● EXERCISE DETAILS:
Scan the entries for the string "title" and give the number of lines that have it, nothing further.

● GIVEN DATA:
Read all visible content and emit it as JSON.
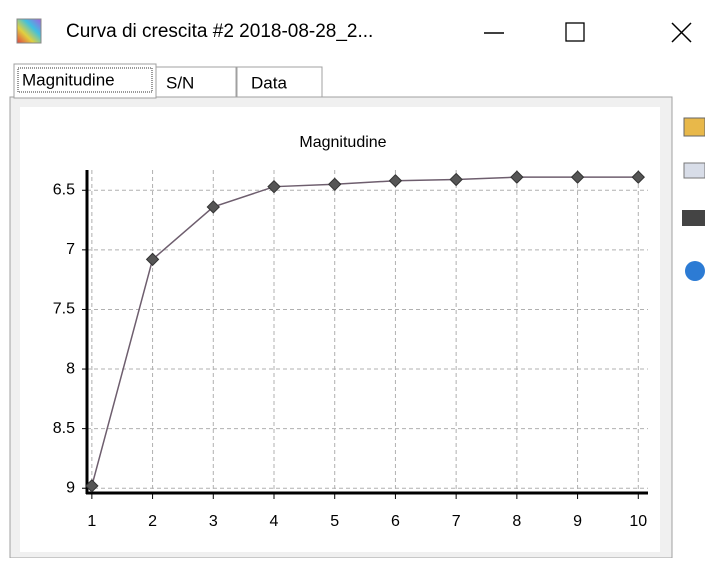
{
  "window": {
    "title": "Curva di crescita #2 2018-08-28_2...",
    "tabs": [
      "Magnitudine",
      "S/N",
      "Data"
    ]
  },
  "chart_data": {
    "type": "line",
    "title": "Magnitudine",
    "x": [
      1,
      2,
      3,
      4,
      5,
      6,
      7,
      8,
      9,
      10
    ],
    "series": [
      {
        "color": "#6e5e6e",
        "values": [
          8.98,
          7.08,
          6.64,
          6.47,
          6.45,
          6.42,
          6.41,
          6.39,
          6.39,
          6.39
        ]
      }
    ],
    "xlim": [
      0.92,
      10.16
    ],
    "xticks": [
      1,
      2,
      3,
      4,
      5,
      6,
      7,
      8,
      9,
      10
    ],
    "ylim": [
      6.33,
      9.04
    ],
    "yticks": [
      6.5,
      7,
      7.5,
      8,
      8.5,
      9
    ],
    "y_inverted": true,
    "grid": true
  }
}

● OUTPUT OF THE EXERCISE:
2